[What to produce]: Count every line that holds the string "title", then give that number alone.

● ● ● ● ●

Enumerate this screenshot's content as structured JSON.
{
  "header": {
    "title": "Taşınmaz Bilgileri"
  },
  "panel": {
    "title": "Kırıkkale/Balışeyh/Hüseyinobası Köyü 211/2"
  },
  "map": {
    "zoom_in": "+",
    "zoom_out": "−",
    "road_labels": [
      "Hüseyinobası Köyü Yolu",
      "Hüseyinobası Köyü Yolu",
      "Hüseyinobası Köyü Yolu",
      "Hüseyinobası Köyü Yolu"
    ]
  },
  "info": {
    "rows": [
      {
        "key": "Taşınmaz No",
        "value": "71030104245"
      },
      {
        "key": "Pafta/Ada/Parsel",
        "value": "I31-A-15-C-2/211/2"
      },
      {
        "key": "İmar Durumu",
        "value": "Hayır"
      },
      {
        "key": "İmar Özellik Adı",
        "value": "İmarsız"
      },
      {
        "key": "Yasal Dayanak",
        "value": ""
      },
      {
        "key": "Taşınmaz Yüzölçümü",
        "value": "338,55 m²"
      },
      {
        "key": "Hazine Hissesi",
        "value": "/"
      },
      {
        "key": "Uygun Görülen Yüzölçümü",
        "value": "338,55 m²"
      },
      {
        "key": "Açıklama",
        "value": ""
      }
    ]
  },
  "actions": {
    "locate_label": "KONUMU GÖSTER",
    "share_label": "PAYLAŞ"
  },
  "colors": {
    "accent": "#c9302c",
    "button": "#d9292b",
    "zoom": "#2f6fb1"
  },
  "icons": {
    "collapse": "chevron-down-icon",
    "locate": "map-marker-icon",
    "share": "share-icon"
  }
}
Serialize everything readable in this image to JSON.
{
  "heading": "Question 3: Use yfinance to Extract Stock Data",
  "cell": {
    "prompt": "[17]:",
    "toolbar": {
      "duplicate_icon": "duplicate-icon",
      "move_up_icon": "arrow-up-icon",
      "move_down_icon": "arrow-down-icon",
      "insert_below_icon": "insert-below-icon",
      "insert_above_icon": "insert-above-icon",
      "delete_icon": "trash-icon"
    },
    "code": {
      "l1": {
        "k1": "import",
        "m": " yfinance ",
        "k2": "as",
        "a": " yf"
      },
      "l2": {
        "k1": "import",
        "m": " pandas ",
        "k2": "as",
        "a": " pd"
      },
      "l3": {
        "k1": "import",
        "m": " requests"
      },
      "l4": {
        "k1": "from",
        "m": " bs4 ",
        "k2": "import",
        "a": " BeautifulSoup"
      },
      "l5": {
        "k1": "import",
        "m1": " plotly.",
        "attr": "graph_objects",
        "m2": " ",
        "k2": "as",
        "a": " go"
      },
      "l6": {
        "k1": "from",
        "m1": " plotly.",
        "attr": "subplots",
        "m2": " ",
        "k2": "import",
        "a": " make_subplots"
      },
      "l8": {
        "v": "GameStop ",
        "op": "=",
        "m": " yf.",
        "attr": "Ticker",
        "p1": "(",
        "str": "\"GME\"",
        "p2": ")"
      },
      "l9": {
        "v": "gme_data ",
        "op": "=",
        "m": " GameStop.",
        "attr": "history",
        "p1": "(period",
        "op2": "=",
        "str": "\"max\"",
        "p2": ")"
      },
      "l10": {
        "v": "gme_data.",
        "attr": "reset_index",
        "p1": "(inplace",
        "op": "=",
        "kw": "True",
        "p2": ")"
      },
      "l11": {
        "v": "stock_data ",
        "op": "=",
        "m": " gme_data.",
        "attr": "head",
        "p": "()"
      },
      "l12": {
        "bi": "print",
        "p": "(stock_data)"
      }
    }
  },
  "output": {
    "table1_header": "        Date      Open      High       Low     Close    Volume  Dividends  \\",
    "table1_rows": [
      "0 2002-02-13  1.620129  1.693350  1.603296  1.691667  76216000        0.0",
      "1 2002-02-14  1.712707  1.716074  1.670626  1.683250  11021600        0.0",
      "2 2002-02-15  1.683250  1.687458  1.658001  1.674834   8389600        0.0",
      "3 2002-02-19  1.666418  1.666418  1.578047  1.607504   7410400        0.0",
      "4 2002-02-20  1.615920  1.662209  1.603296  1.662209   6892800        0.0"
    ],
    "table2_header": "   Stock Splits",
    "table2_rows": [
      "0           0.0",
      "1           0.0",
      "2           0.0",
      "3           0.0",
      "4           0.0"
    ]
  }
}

● ● ● ● ●

[Expected answer]: 2